## Collection entries
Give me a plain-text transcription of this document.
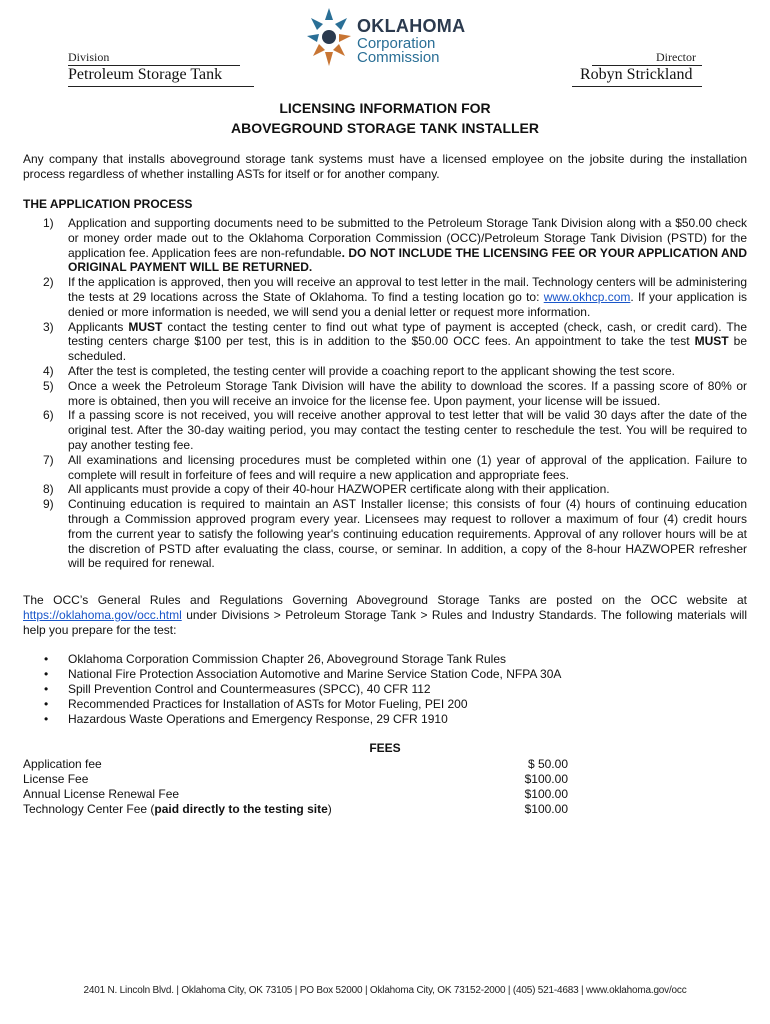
Division
Petroleum Storage Tank
Director
Robyn Strickland
OKLAHOMA
Corporation
Commission
LICENSING INFORMATION FOR
ABOVEGROUND STORAGE TANK INSTALLER
Any company that installs aboveground storage tank systems must have a licensed employee on the jobsite during the installation process regardless of whether installing ASTs for itself or for another company.
THE APPLICATION PROCESS
1) Application and supporting documents need to be submitted to the Petroleum Storage Tank Division along with a $50.00 check or money order made out to the Oklahoma Corporation Commission (OCC)/Petroleum Storage Tank Division (PSTD) for the application fee. Application fees are non-refundable. DO NOT INCLUDE THE LICENSING FEE OR YOUR APPLICATION AND ORIGINAL PAYMENT WILL BE RETURNED.
2) If the application is approved, then you will receive an approval to test letter in the mail. Technology centers will be administering the tests at 29 locations across the State of Oklahoma. To find a testing location go to: www.okhcp.com. If your application is denied or more information is needed, we will send you a denial letter or request more information.
3) Applicants MUST contact the testing center to find out what type of payment is accepted (check, cash, or credit card). The testing centers charge $100 per test, this is in addition to the $50.00 OCC fees. An appointment to take the test MUST be scheduled.
4) After the test is completed, the testing center will provide a coaching report to the applicant showing the test score.
5) Once a week the Petroleum Storage Tank Division will have the ability to download the scores. If a passing score of 80% or more is obtained, then you will receive an invoice for the license fee. Upon payment, your license will be issued.
6) If a passing score is not received, you will receive another approval to test letter that will be valid 30 days after the date of the original test. After the 30-day waiting period, you may contact the testing center to reschedule the test. You will be required to pay another testing fee.
7) All examinations and licensing procedures must be completed within one (1) year of approval of the application. Failure to complete will result in forfeiture of fees and will require a new application and appropriate fees.
8) All applicants must provide a copy of their 40-hour HAZWOPER certificate along with their application.
9) Continuing education is required to maintain an AST Installer license; this consists of four (4) hours of continuing education through a Commission approved program every year. Licensees may request to rollover a maximum of four (4) credit hours from the current year to satisfy the following year's continuing education requirements. Approval of any rollover hours will be at the discretion of PSTD after evaluating the class, course, or seminar. In addition, a copy of the 8-hour HAZWOPER refresher will be required for renewal.
The OCC’s General Rules and Regulations Governing Aboveground Storage Tanks are posted on the OCC website at https://oklahoma.gov/occ.html under Divisions > Petroleum Storage Tank > Rules and Industry Standards. The following materials will help you prepare for the test:
• Oklahoma Corporation Commission Chapter 26, Aboveground Storage Tank Rules
• National Fire Protection Association Automotive and Marine Service Station Code, NFPA 30A
• Spill Prevention Control and Countermeasures (SPCC), 40 CFR 112
• Recommended Practices for Installation of ASTs for Motor Fueling, PEI 200
• Hazardous Waste Operations and Emergency Response, 29 CFR 1910
FEES
Application fee	$ 50.00
License Fee	$100.00
Annual License Renewal Fee	$100.00
Technology Center Fee (paid directly to the testing site)	$100.00
2401 N. Lincoln Blvd. | Oklahoma City, OK 73105 | PO Box 52000 | Oklahoma City, OK 73152-2000 | (405) 521-4683 | www.oklahoma.gov/occ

## Short problem
Identify all lines in the records above with the word "ASTs".

## Expected answer
Any company that installs aboveground storage tank systems must have a licensed employee on the jobsite during the installation process regardless of whether installing ASTs for itself or for another company.
• Recommended Practices for Installation of ASTs for Motor Fueling, PEI 200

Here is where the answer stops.